> SET EXERCISE: Select the lines of the records containing the word "Perez" and list them.

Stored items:

┄┄┄┄┄┄┄┄┄┄

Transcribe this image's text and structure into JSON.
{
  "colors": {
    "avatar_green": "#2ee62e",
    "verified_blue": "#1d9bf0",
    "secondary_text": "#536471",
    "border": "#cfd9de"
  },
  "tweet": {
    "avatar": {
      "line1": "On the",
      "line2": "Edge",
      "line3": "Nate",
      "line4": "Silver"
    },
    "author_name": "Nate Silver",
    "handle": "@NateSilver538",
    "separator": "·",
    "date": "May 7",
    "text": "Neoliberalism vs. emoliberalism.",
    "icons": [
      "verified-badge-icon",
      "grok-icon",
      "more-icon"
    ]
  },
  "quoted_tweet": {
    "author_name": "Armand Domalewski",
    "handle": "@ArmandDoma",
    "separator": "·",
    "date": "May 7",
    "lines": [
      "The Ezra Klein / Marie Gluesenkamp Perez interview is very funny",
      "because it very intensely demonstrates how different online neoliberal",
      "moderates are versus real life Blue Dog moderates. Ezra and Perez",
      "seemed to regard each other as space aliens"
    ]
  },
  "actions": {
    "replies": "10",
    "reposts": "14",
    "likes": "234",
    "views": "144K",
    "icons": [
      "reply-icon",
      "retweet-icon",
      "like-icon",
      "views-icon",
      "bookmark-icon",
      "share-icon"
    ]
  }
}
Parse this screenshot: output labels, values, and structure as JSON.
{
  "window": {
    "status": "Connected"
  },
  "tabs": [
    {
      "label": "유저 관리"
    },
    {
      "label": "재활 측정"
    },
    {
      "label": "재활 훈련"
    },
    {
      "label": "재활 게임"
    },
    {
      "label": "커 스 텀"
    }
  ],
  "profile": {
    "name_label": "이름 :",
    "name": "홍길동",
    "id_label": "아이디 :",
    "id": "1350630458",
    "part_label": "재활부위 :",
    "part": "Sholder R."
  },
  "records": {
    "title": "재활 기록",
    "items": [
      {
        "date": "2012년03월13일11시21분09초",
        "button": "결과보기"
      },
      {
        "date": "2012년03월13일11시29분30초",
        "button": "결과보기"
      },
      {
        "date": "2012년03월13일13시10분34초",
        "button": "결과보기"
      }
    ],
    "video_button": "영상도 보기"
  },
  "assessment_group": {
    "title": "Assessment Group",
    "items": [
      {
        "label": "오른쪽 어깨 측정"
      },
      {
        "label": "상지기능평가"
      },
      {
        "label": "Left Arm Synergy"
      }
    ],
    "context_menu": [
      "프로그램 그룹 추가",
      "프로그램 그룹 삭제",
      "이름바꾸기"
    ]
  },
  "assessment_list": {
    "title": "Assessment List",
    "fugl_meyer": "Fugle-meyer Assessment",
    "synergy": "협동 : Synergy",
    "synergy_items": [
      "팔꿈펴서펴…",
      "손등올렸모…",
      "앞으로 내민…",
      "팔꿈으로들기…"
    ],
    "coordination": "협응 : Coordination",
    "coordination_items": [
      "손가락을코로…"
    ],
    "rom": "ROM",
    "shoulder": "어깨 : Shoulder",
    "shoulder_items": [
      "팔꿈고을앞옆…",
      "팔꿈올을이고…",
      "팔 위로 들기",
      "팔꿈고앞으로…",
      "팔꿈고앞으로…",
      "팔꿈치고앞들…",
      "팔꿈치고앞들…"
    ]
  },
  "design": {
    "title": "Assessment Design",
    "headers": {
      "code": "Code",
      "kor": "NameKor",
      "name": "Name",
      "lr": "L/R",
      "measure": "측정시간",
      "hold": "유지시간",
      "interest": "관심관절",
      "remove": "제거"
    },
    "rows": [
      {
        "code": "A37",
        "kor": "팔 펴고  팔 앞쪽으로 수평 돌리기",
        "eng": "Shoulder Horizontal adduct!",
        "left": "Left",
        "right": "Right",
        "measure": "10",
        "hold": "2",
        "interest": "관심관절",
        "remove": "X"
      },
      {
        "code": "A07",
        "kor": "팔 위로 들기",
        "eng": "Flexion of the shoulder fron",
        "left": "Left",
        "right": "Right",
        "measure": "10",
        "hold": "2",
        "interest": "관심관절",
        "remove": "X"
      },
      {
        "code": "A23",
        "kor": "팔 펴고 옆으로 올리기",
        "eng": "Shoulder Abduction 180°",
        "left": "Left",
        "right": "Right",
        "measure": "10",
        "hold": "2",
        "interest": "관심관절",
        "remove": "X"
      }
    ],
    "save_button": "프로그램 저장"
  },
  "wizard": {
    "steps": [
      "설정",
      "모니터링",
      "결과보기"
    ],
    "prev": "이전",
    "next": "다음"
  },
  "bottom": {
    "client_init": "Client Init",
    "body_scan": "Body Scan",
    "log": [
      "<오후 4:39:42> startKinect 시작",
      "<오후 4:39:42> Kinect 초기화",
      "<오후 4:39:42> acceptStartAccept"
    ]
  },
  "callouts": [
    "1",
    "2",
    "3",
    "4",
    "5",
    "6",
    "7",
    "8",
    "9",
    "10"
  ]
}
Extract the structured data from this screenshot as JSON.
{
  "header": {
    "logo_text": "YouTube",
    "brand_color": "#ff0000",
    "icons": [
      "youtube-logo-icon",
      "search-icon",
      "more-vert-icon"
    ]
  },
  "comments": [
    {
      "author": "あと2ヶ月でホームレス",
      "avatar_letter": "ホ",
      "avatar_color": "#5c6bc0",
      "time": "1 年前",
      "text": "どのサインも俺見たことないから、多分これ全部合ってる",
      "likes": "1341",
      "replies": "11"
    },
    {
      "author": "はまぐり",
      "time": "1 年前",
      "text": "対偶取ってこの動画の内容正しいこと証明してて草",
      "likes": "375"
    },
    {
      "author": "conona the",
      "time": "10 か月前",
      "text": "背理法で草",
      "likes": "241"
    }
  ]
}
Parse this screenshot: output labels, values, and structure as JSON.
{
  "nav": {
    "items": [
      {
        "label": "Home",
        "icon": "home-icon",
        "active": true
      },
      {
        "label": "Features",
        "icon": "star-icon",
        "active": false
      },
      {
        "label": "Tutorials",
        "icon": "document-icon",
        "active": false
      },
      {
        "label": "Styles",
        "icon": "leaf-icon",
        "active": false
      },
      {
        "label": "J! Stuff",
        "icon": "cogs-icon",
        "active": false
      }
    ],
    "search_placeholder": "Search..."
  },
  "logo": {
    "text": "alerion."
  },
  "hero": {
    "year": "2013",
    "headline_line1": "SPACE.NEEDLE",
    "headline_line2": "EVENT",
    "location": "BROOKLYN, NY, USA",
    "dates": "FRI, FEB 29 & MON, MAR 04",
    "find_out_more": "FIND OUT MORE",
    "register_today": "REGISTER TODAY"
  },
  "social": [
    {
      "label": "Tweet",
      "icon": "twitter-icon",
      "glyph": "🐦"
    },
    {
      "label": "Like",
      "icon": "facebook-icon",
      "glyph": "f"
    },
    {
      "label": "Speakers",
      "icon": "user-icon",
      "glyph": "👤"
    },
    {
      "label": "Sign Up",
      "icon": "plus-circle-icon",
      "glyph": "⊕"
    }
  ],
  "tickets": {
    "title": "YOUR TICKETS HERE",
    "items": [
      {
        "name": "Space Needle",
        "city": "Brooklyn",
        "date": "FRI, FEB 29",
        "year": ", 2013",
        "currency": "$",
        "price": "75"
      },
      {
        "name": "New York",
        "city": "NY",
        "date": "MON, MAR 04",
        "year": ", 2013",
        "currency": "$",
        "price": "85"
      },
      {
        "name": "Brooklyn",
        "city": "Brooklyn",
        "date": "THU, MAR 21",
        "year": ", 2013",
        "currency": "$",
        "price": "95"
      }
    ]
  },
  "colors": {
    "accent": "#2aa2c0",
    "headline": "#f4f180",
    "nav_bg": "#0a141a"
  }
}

┄┄┄┄┄┄┄┄┄┄

> EXERCISE ANSWER:
      "The Ezra Klein / Marie Gluesenkamp Perez interview is very funny",
      "moderates are versus real life Blue Dog moderates. Ezra and Perez",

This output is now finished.